DIRECTIONS »
Return each line of the data below exactly, omitting any pictures.
------------------------------------------------------------
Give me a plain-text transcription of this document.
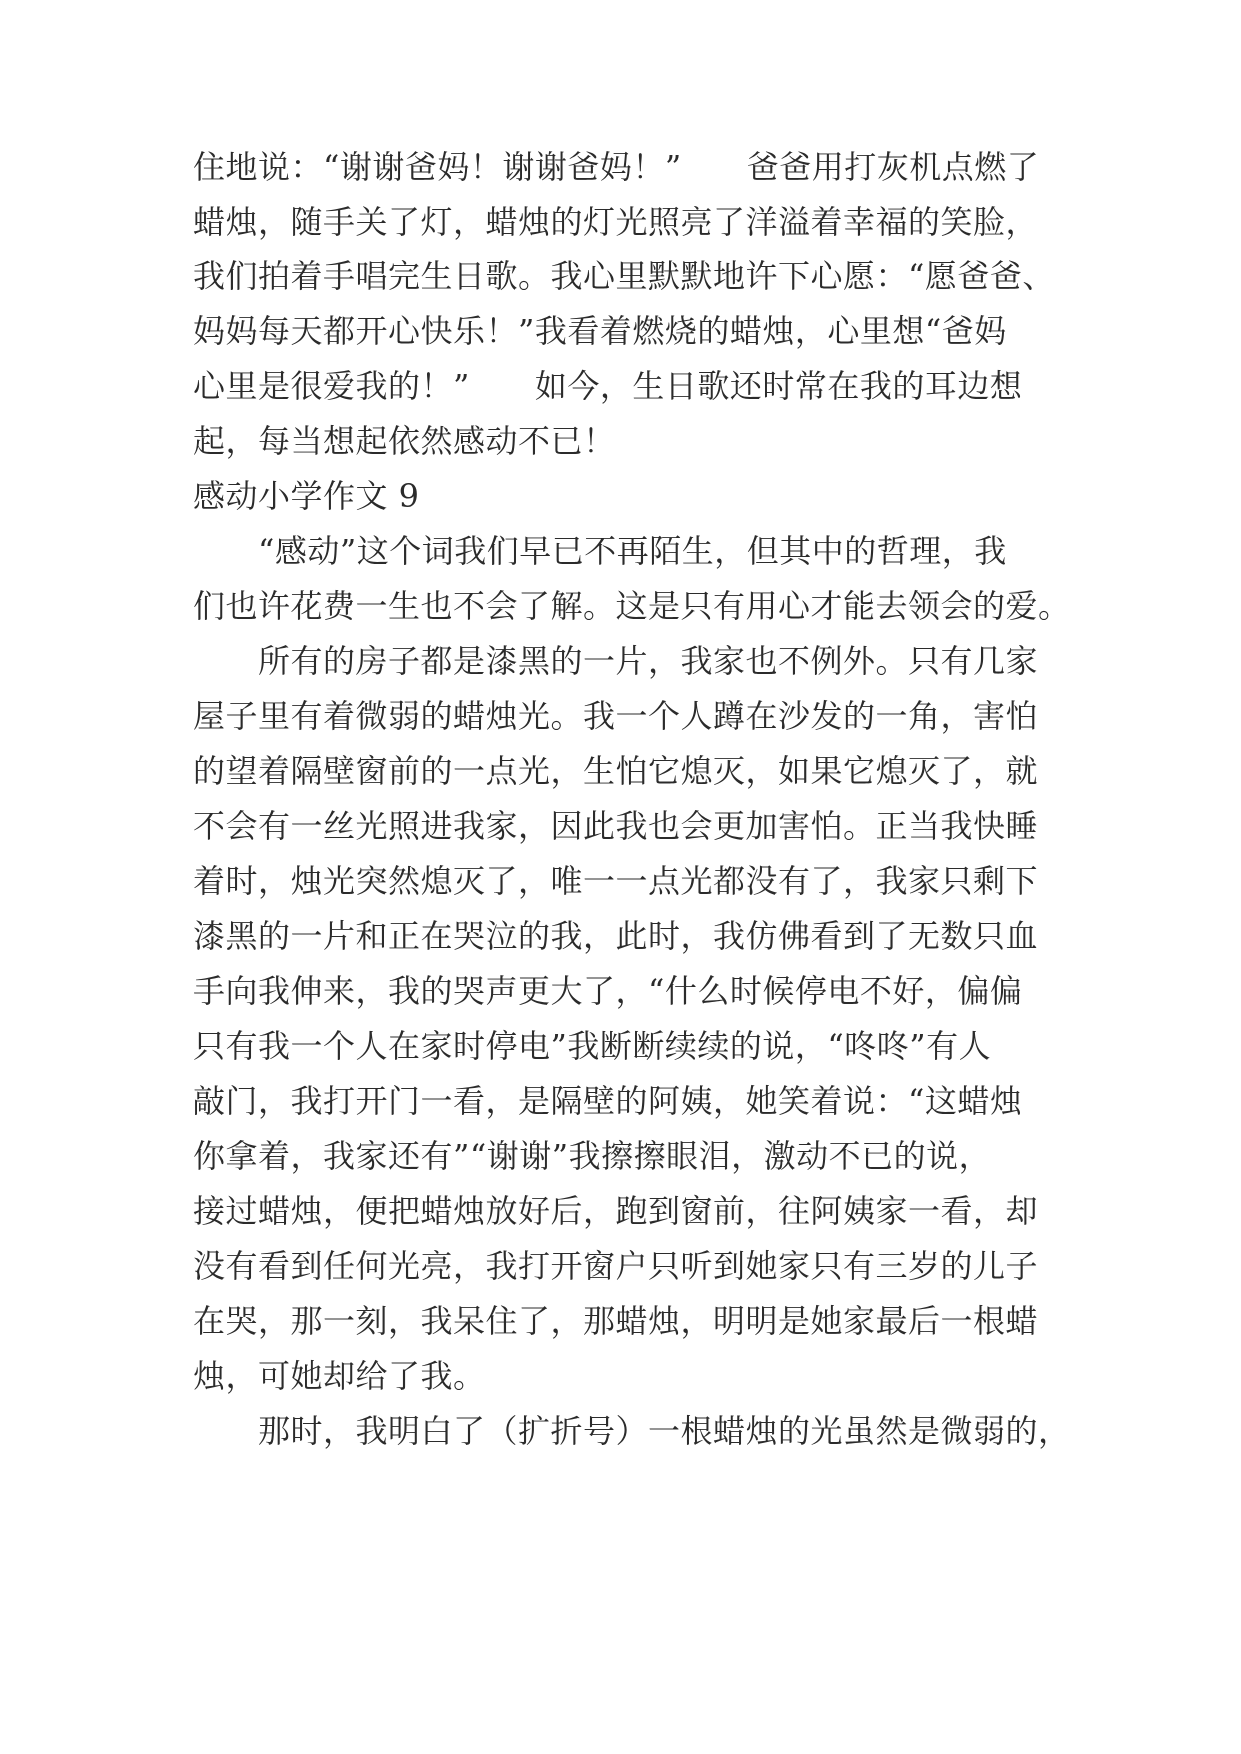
住地说：“谢谢爸妈！谢谢爸妈！”　　爸爸用打灰机点燃了
蜡烛，随手关了灯，蜡烛的灯光照亮了洋溢着幸福的笑脸，
我们拍着手唱完生日歌。我心里默默地许下心愿：“愿爸爸、
妈妈每天都开心快乐！”我看着燃烧的蜡烛，心里想“爸妈
心里是很爱我的！”　　如今，生日歌还时常在我的耳边想
起，每当想起依然感动不已！
感动小学作文 9
　　“感动”这个词我们早已不再陌生，但其中的哲理，我
们也许花费一生也不会了解。这是只有用心才能去领会的爱。
　　所有的房子都是漆黑的一片，我家也不例外。只有几家
屋子里有着微弱的蜡烛光。我一个人蹲在沙发的一角，害怕
的望着隔壁窗前的一点光，生怕它熄灭，如果它熄灭了，就
不会有一丝光照进我家，因此我也会更加害怕。正当我快睡
着时，烛光突然熄灭了，唯一一点光都没有了，我家只剩下
漆黑的一片和正在哭泣的我，此时，我仿佛看到了无数只血
手向我伸来，我的哭声更大了，“什么时候停电不好，偏偏
只有我一个人在家时停电”我断断续续的说，“咚咚”有人
敲门，我打开门一看，是隔壁的阿姨，她笑着说：“这蜡烛
你拿着，我家还有”“谢谢”我擦擦眼泪，激动不已的说，
接过蜡烛，便把蜡烛放好后，跑到窗前，往阿姨家一看，却
没有看到任何光亮，我打开窗户只听到她家只有三岁的儿子
在哭，那一刻，我呆住了，那蜡烛，明明是她家最后一根蜡
烛，可她却给了我。
　　那时，我明白了（扩折号）一根蜡烛的光虽然是微弱的，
------------------------------------------------------------
ANSWER TO THIS TASK »
Give me a plain-text transcription of this document.
住地说：“谢谢爸妈！谢谢爸妈！”　　爸爸用打灰机点燃了
蜡烛，随手关了灯，蜡烛的灯光照亮了洋溢着幸福的笑脸，
我们拍着手唱完生日歌。我心里默默地许下心愿：“愿爸爸、
妈妈每天都开心快乐！”我看着燃烧的蜡烛，心里想“爸妈
心里是很爱我的！”　　如今，生日歌还时常在我的耳边想
起，每当想起依然感动不已！
感动小学作文 9
　　“感动”这个词我们早已不再陌生，但其中的哲理，我
们也许花费一生也不会了解。这是只有用心才能去领会的爱。
　　所有的房子都是漆黑的一片，我家也不例外。只有几家
屋子里有着微弱的蜡烛光。我一个人蹲在沙发的一角，害怕
的望着隔壁窗前的一点光，生怕它熄灭，如果它熄灭了，就
不会有一丝光照进我家，因此我也会更加害怕。正当我快睡
着时，烛光突然熄灭了，唯一一点光都没有了，我家只剩下
漆黑的一片和正在哭泣的我，此时，我仿佛看到了无数只血
手向我伸来，我的哭声更大了，“什么时候停电不好，偏偏
只有我一个人在家时停电”我断断续续的说，“咚咚”有人
敲门，我打开门一看，是隔壁的阿姨，她笑着说：“这蜡烛
你拿着，我家还有”“谢谢”我擦擦眼泪，激动不已的说，
接过蜡烛，便把蜡烛放好后，跑到窗前，往阿姨家一看，却
没有看到任何光亮，我打开窗户只听到她家只有三岁的儿子
在哭，那一刻，我呆住了，那蜡烛，明明是她家最后一根蜡
烛，可她却给了我。
　　那时，我明白了（扩折号）一根蜡烛的光虽然是微弱的，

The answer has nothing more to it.